TEXT SECTION:
______________________________
That includes the questions that great philosophers throughout the ages have recognized as the most important of all: Where did we come from, what are we doing here, and where are we going?

And it includes the most profound questions that humans have been asking almost since the beginning of time – for instance, if God is good, why does He allow suffering? Why do the wicked prosper? How might I be saved for all eternity?

In fact, I have yet to think of an important question that the Bible does notaddress completely and authoritatively.

So here’s the kicker: It does all of this in under 800,000 words. That’s for King James; in its original super-efficient languages of ancient Hebrew and Greek, it uses just over 600,000 words.  

How does this compare to other popular books?

  • Tolkien’s The Hobbit and The Lord of the Rings trilogy weigh in at about 550,000 words; add Dostoyevsky’s Crime and Punishment to this short stack, and you’ll be ingesting roughly the same number of words used in an English Bible.
  • It took Ayn Rand about 875,000 words to tell the stories of The Fountainhead and Atlas Shrugged – roughly 100,000 more words than God used, and the only question she really answers is “Who is John Galt?”
______________________________
JOBS:
**a.** Answer these questions using the passage on the Bible's word count:
(i) How many words does the King James Bible use?
(ii) In which original languages is the Bible said to be written?
(iii) Roughly how many words do The Hobbit and The Lord of the Rings trilogy contain together?
**b.** Pick up the passage on the Bible's word count after its final sentence and carry it forward.
The entries come from a source separate from the passage above.
______________________________
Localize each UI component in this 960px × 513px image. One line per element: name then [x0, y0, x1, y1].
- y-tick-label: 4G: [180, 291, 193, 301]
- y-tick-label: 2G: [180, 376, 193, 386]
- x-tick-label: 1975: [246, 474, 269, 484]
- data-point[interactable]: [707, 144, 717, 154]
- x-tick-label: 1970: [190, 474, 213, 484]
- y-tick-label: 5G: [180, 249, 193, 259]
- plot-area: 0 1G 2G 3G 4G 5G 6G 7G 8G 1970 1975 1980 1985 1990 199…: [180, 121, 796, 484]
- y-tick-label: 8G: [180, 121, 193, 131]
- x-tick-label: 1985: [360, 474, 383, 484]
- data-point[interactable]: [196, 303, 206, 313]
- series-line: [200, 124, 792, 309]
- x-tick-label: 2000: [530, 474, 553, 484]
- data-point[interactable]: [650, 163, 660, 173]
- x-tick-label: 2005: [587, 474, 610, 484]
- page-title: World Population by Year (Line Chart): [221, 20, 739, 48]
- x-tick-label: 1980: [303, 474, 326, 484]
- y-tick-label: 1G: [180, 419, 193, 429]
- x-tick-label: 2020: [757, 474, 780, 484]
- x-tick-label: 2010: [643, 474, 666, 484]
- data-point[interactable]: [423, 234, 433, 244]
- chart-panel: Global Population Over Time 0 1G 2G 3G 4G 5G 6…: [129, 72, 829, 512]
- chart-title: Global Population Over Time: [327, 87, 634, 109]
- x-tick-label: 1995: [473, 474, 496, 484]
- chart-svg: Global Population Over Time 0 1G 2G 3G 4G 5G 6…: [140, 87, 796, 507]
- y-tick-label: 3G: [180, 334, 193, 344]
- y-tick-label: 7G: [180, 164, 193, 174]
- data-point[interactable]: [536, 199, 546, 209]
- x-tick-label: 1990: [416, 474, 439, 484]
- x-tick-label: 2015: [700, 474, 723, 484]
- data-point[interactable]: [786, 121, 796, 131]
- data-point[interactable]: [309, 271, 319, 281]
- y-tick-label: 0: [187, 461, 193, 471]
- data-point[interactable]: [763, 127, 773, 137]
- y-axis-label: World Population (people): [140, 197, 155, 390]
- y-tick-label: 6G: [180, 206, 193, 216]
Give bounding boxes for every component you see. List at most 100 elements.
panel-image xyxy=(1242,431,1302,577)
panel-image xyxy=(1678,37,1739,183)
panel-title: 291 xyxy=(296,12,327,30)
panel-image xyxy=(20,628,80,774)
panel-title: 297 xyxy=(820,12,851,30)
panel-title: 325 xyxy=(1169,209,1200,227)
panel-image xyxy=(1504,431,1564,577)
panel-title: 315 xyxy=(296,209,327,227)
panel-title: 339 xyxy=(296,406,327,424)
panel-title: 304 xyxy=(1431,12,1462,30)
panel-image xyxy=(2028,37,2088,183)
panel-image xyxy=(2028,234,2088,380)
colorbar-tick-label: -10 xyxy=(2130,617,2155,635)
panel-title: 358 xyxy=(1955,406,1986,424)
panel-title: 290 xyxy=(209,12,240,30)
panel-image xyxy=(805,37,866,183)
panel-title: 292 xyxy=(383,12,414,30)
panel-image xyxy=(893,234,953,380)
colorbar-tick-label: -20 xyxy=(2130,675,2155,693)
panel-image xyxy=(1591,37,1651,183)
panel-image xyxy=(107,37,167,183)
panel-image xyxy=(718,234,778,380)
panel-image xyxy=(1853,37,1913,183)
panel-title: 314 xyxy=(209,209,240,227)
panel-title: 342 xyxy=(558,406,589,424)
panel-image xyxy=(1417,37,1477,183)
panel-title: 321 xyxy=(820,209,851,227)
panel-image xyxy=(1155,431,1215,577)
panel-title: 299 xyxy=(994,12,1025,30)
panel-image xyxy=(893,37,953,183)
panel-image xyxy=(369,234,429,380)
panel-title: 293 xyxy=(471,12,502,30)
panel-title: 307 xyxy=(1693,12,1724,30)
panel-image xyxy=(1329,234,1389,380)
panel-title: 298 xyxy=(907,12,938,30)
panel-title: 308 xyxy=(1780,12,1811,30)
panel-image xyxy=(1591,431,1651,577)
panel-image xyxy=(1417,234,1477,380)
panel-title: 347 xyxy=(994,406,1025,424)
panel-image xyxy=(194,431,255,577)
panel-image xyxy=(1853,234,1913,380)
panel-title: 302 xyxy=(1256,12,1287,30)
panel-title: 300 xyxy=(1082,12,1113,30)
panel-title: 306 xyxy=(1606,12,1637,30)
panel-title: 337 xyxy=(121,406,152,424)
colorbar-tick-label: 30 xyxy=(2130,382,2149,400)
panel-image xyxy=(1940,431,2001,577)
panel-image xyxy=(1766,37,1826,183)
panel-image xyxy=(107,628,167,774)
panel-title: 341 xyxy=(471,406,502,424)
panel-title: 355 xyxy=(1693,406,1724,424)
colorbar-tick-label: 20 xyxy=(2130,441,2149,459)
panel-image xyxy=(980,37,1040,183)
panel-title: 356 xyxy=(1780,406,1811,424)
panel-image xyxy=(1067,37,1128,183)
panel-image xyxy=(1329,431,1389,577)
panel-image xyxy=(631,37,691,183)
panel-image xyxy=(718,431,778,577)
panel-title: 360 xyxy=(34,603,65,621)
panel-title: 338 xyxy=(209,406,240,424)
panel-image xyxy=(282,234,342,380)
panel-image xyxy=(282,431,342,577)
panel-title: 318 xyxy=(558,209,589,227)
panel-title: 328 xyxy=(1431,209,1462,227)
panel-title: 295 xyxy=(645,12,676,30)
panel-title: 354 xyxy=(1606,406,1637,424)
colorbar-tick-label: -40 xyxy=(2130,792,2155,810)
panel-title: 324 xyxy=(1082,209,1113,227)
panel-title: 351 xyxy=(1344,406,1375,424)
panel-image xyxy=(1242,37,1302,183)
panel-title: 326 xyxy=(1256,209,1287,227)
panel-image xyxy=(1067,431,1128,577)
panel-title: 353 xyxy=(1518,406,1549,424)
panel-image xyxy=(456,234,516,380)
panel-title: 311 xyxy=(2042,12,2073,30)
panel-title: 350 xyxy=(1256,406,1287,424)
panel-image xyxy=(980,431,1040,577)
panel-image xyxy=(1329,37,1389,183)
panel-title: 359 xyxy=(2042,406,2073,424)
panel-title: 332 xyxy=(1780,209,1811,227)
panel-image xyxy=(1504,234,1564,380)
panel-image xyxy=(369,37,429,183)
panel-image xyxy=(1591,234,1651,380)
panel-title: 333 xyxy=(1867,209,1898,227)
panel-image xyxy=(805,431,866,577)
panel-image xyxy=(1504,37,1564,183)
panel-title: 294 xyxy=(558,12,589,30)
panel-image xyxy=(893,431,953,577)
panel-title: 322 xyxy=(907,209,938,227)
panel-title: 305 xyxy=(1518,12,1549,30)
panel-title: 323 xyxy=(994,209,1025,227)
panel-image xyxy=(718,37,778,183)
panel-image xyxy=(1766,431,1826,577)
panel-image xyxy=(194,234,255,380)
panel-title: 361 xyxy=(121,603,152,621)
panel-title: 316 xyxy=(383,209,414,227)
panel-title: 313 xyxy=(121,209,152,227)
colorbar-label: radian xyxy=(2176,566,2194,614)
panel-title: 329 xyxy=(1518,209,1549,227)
______________________________
ANSWERS BY TASK:
**a.**
(i) Under 800,000 words.
(ii) Ancient Hebrew and Greek.
(iii) About 550,000 words.

**b.**
  • For War and Peace and Anna Karenina, Leo Tolstoy needed 937,000 words to tell tragic tales of the 19th century Russian aristocracy.
  • For lighter reading, many turn to combo’s like Margaret Mitchell’s 418,000-word Gone with the Wind and Larry McMurtry’s 366,000-word Lonesome Dove; together, their counts roughly equal the Bible’s.  
 
The trouble is, even if tales like these stick with you for some time, they’re pretty much empty calories. They provide very little in the way of the life-transforming wisdom that is standard biblical fare. 

But it’s still a free country, and we can each decide how to spend our literary calories. We can have a great time chowing down spiritual junk food. Or we can reach for the Lord’s far more nutritious revelation of “the mind of God, the state of man, the way of salvation, the doom of sinners, and the happiness of believers.”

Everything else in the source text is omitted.